## Start

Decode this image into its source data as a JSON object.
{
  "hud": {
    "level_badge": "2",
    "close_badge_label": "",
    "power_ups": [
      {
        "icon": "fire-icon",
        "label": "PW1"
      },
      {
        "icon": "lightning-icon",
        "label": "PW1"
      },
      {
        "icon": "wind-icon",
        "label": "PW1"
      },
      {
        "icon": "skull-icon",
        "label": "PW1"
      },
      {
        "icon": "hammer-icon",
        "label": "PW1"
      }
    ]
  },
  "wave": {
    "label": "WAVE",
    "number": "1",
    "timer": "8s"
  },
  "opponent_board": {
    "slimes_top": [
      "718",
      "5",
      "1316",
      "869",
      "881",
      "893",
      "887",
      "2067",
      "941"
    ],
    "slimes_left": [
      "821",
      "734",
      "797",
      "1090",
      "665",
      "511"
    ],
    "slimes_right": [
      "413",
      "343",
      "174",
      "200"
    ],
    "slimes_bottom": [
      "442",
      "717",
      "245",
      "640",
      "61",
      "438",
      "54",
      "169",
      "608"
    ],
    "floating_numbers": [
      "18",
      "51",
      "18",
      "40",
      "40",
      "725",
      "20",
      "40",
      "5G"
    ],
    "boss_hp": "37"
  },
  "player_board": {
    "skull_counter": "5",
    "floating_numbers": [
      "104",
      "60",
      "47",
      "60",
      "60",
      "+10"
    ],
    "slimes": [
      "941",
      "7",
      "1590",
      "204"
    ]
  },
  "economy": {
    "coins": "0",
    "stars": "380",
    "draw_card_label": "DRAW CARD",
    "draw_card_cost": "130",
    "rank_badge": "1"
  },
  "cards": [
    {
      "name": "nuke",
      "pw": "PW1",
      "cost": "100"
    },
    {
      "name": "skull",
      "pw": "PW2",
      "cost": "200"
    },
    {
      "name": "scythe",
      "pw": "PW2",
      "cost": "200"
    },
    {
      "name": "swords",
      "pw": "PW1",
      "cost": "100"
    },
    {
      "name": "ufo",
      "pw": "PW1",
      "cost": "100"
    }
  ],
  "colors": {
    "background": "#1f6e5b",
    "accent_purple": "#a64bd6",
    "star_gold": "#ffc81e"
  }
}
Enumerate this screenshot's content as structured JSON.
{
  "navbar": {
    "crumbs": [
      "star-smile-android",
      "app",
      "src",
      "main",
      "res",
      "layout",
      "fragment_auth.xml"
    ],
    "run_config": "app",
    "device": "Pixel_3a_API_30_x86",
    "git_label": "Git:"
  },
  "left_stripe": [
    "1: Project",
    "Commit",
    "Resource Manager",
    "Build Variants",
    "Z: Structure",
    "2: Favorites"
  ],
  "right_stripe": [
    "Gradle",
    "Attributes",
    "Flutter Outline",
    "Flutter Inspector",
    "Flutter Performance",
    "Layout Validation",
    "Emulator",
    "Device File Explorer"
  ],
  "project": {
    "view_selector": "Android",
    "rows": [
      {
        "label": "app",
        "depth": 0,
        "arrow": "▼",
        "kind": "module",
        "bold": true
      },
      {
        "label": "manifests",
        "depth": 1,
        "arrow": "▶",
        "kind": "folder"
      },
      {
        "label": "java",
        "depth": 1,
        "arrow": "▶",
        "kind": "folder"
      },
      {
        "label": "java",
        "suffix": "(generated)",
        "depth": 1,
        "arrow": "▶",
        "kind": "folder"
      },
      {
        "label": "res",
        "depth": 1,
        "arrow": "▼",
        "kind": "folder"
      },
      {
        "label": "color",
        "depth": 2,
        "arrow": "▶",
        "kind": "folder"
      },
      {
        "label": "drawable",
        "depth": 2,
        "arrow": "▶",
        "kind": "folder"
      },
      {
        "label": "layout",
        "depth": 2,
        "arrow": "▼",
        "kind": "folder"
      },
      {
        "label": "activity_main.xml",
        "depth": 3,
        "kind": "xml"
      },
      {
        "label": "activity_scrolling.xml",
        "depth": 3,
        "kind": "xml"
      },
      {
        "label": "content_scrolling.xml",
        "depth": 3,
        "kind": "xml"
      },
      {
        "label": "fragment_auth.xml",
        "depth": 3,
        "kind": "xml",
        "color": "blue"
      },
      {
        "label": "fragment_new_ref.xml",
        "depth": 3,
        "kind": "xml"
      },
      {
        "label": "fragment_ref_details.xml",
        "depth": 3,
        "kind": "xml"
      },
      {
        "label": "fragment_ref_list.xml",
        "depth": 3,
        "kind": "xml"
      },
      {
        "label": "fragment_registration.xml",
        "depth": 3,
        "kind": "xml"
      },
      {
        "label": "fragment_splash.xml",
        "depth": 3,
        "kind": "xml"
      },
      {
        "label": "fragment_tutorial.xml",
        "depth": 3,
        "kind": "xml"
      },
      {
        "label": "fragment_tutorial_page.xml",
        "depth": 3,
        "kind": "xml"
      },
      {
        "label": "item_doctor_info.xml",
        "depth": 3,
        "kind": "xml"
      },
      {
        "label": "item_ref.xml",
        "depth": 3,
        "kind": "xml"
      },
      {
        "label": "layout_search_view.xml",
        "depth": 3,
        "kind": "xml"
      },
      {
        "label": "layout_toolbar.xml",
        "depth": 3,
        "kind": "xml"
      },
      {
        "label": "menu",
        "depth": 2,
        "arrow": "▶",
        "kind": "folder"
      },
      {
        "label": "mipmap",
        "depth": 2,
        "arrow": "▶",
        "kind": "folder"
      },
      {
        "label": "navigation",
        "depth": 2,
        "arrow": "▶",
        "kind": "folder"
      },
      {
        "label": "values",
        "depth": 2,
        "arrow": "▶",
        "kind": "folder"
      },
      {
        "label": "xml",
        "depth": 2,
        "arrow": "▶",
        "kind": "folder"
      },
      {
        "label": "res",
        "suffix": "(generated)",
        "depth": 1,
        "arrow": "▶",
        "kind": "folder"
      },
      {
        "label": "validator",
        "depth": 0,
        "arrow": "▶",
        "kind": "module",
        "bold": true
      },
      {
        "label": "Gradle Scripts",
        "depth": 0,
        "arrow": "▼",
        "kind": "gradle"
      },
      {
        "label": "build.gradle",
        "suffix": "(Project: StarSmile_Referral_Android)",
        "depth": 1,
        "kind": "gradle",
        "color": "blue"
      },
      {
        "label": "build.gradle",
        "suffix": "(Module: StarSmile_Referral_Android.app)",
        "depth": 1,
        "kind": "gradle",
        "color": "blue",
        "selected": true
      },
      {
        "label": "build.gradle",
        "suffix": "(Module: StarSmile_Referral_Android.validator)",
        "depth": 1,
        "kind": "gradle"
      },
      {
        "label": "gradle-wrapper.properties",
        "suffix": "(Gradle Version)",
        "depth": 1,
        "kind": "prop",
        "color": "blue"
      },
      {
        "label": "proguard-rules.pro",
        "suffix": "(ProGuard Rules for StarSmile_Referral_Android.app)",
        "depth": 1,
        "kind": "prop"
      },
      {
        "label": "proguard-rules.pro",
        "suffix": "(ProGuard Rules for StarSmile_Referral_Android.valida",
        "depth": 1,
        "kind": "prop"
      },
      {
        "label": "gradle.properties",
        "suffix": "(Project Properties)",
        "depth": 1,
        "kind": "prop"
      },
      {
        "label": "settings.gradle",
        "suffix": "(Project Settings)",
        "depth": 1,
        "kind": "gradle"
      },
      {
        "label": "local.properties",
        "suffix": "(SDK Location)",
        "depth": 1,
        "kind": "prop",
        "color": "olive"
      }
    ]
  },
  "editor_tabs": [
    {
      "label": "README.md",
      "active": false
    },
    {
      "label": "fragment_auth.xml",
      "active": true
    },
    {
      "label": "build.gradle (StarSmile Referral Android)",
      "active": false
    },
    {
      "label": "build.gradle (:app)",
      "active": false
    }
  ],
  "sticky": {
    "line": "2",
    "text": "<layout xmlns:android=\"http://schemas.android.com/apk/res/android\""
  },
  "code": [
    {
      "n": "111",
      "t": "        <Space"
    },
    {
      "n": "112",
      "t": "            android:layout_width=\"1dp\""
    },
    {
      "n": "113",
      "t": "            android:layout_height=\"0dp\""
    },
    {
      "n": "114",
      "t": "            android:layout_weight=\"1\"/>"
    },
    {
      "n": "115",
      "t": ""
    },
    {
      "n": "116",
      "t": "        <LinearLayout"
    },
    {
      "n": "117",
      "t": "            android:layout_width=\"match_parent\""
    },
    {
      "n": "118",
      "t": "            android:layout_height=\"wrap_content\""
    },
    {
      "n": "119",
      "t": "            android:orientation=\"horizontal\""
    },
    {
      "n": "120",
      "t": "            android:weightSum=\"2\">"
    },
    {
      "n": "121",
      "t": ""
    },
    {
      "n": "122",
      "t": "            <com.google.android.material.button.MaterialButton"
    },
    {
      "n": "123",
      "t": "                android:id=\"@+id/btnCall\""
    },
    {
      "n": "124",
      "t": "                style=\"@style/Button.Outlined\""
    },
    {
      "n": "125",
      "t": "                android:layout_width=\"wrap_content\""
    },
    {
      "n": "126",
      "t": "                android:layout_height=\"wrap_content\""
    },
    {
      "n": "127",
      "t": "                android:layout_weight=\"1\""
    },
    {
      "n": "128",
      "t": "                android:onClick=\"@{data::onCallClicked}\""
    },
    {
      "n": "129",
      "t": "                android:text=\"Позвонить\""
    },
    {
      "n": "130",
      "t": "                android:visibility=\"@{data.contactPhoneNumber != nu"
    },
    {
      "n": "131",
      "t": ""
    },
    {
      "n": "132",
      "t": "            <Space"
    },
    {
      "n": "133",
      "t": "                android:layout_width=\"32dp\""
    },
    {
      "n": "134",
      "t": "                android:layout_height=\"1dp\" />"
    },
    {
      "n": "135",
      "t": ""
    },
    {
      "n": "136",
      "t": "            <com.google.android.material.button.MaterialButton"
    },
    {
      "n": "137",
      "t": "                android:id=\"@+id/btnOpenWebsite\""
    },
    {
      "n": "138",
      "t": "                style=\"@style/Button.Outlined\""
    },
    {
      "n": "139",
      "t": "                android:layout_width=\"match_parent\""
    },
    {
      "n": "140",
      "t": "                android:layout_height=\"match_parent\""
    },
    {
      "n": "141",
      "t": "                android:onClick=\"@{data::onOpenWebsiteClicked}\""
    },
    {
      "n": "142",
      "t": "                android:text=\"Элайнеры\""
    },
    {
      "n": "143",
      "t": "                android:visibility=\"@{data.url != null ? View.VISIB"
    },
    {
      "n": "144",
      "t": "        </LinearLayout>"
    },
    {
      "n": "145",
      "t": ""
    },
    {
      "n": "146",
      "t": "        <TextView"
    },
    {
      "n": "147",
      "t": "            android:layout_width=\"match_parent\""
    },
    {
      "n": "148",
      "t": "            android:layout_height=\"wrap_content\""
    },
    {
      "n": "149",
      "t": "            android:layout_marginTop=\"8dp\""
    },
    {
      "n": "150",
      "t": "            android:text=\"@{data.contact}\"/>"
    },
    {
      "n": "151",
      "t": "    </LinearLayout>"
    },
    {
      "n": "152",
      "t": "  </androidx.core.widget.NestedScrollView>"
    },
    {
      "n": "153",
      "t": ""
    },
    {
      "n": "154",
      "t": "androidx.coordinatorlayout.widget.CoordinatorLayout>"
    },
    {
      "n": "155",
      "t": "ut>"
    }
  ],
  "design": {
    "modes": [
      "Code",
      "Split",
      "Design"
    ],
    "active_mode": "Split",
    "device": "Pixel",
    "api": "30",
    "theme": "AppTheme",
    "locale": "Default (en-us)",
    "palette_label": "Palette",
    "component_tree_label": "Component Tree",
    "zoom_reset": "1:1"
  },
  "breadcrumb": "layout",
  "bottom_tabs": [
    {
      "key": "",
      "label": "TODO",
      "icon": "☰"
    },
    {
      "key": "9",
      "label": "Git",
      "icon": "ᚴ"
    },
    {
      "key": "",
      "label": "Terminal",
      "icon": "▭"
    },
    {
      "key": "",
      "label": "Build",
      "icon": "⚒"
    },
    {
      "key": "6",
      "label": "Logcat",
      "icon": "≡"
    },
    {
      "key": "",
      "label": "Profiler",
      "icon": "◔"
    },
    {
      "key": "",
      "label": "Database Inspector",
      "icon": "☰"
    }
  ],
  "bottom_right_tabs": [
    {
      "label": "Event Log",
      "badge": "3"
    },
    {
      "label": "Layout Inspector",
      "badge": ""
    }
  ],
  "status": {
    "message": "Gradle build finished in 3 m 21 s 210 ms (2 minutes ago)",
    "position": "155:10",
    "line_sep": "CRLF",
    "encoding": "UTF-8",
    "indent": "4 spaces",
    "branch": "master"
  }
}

## End

[Exercise description] Pull out all lines of the data with the string "Flutter".

[Result of the task]
    "Flutter Outline",
    "Flutter Inspector",
    "Flutter Performance",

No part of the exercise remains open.